Exercise details
From the records below, copy each line that has the word "What" in it.

[Page layout parsing data]
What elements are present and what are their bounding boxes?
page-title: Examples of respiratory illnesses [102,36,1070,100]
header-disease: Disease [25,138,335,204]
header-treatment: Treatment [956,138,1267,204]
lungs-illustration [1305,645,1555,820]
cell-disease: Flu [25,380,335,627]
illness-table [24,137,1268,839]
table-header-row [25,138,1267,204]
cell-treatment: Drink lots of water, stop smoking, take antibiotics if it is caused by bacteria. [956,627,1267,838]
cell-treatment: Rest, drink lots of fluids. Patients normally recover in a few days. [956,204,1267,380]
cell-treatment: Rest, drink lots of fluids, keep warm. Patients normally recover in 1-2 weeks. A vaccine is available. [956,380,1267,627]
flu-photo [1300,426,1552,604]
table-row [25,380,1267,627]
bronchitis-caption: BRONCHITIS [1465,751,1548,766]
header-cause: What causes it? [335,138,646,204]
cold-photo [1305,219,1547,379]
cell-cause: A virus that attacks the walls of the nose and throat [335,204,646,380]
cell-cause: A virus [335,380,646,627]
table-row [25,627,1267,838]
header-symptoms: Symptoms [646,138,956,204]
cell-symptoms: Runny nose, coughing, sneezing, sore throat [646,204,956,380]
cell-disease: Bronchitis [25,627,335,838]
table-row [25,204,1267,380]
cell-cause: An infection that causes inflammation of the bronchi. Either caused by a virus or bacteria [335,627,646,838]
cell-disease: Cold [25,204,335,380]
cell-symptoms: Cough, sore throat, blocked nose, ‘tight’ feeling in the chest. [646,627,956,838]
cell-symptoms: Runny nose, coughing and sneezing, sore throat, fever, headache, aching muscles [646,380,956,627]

Expected answer
What elements are present and what are their bounding boxes?
header-cause: What causes it? [335,138,646,204]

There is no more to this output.